Set problem:
Among the lines below, count those containing the word "placeholder". Give the number only.

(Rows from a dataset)
____________________

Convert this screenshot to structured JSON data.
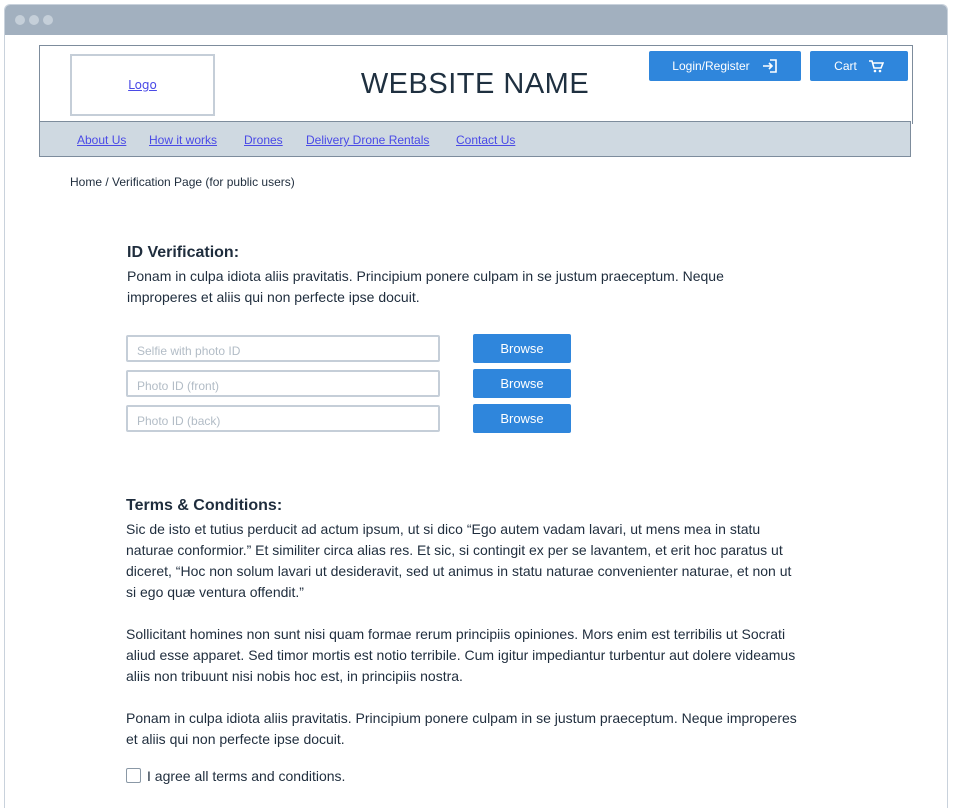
{
  "header": {
    "logo_label": "Logo",
    "site_name": "WEBSITE NAME",
    "login_label": "Login/Register",
    "cart_label": "Cart"
  },
  "nav": {
    "items": [
      "About Us",
      "How it works",
      "Drones",
      "Delivery Drone Rentals",
      "Contact Us"
    ]
  },
  "breadcrumb": "Home / Verification Page (for public users)",
  "id_verification": {
    "title": "ID Verification:",
    "text": "Ponam in culpa idiota aliis pravitatis. Principium ponere culpam in se justum praeceptum. Neque improperes et aliis qui non perfecte ipse docuit.",
    "fields": [
      {
        "placeholder": "Selfie with photo ID",
        "button": "Browse"
      },
      {
        "placeholder": "Photo ID (front)",
        "button": "Browse"
      },
      {
        "placeholder": "Photo ID (back)",
        "button": "Browse"
      }
    ]
  },
  "terms": {
    "title": "Terms & Conditions:",
    "paragraphs": [
      "Sic de isto et tutius perducit ad actum ipsum, ut si dico “Ego autem vadam lavari, ut mens mea in statu naturae conformior.” Et similiter circa alias res. Et sic, si contingit ex per se lavantem, et erit hoc paratus ut diceret, “Hoc non solum lavari ut desideravit, sed ut animus in statu naturae convenienter naturae, et non ut si ego quæ ventura offendit.”",
      "Sollicitant homines non sunt nisi quam formae rerum principiis opiniones. Mors enim est terribilis ut Socrati aliud esse apparet. Sed timor mortis est notio terribile. Cum igitur impediantur turbentur aut dolere videamus aliis non tribuunt nisi nobis hoc est, in principiis nostra.",
      "Ponam in culpa idiota aliis pravitatis. Principium ponere culpam in se justum praeceptum. Neque improperes et aliis qui non perfecte ipse docuit."
    ],
    "agree_label": "I agree all terms and conditions.",
    "agree_checked": false
  },
  "colors": {
    "accent": "#2f86dc",
    "titlebar": "#a2b0bf",
    "navbar": "#cfd9e1",
    "link": "#4a4ae6"
  }
}
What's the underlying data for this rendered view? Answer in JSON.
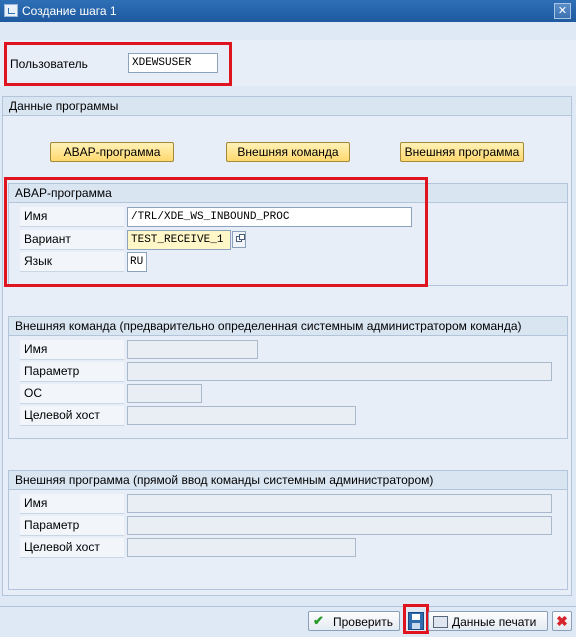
{
  "window": {
    "title": "Создание шага  1",
    "close_glyph": "✕"
  },
  "user": {
    "label": "Пользователь",
    "value": "XDEWSUSER"
  },
  "program_data": {
    "title": "Данные программы",
    "buttons": [
      "ABAP-программа",
      "Внешняя команда",
      "Внешняя программа"
    ]
  },
  "abap": {
    "title": "ABAP-программа",
    "name_label": "Имя",
    "name_value": "/TRL/XDE_WS_INBOUND_PROC",
    "variant_label": "Вариант",
    "variant_value": "TEST_RECEIVE_1",
    "lang_label": "Язык",
    "lang_value": "RU"
  },
  "ext_cmd": {
    "title": "Внешняя команда (предварительно определенная системным администратором команда)",
    "labels": [
      "Имя",
      "Параметр",
      "ОС",
      "Целевой хост"
    ]
  },
  "ext_prog": {
    "title": "Внешняя программа (прямой ввод команды системным администратором)",
    "labels": [
      "Имя",
      "Параметр",
      "Целевой хост"
    ]
  },
  "footer": {
    "check_label": "Проверить",
    "print_label": "Данные печати"
  },
  "colors": {
    "highlight": "#e0141e",
    "title_bar": "#2e6fb6"
  }
}
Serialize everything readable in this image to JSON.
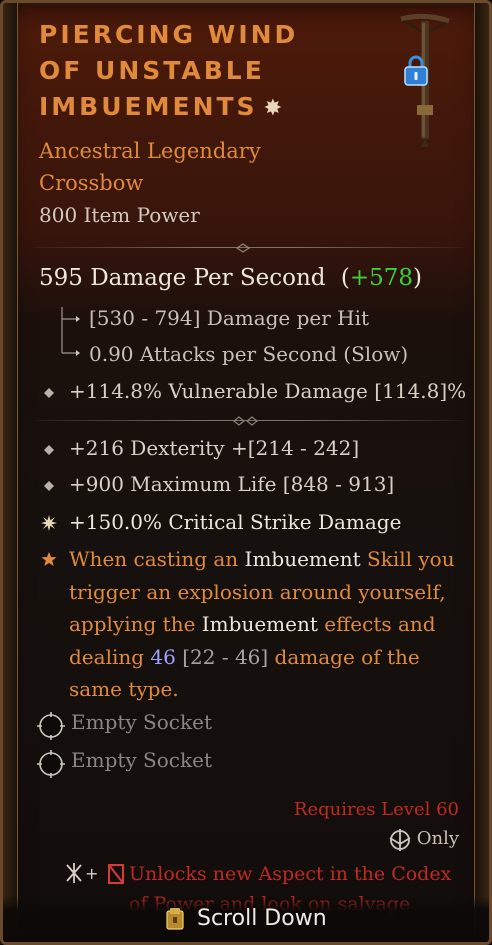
{
  "item": {
    "title_lines": [
      "Piercing Wind",
      "of Unstable",
      "Imbuements"
    ],
    "rarity_line1": "Ancestral Legendary",
    "rarity_line2": "Crossbow",
    "item_power": "800 Item Power"
  },
  "primary": {
    "dps": "595 Damage Per Second",
    "dps_delta": "+578",
    "damage_per_hit": "[530 - 794] Damage per Hit",
    "attack_speed": "0.90 Attacks per Second (Slow)",
    "implicit": "+114.8% Vulnerable Damage [114.8]%"
  },
  "affixes": [
    {
      "text": "+216 Dexterity +[214 - 242]",
      "icon": "diamond-bullet-icon"
    },
    {
      "text": "+900 Maximum Life [848 - 913]",
      "icon": "diamond-bullet-icon"
    },
    {
      "text": "+150.0% Critical Strike Damage",
      "icon": "greater-affix-star-icon"
    }
  ],
  "legendary_power": {
    "icon": "legendary-star-icon",
    "seg1": "When casting an ",
    "seg2": "Imbuement",
    "seg3": " Skill you trigger an explosion around yourself, applying the ",
    "seg4": "Imbuement",
    "seg5": " effects and dealing ",
    "seg6": "46",
    "seg7": " [22 - 46]",
    "seg8": " damage of the same type."
  },
  "sockets": [
    "Empty Socket",
    "Empty Socket"
  ],
  "requirements": {
    "level": "Requires Level 60",
    "class_only": "Only",
    "class_icon": "rogue-class-icon"
  },
  "aspect": {
    "plus": "+",
    "text": "Unlocks new Aspect in the Codex of Power and look on salvage"
  },
  "scroll": {
    "label": "Scroll Down",
    "icon": "scroll-chest-icon"
  },
  "colors": {
    "legendary_orange": "#e08a3c",
    "increase_green": "#3fcf3b",
    "requirement_red": "#c02a22",
    "number_blue": "#9ea0ff",
    "lock_blue": "#3a8fe0"
  }
}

____________________

Response to the exercise:
3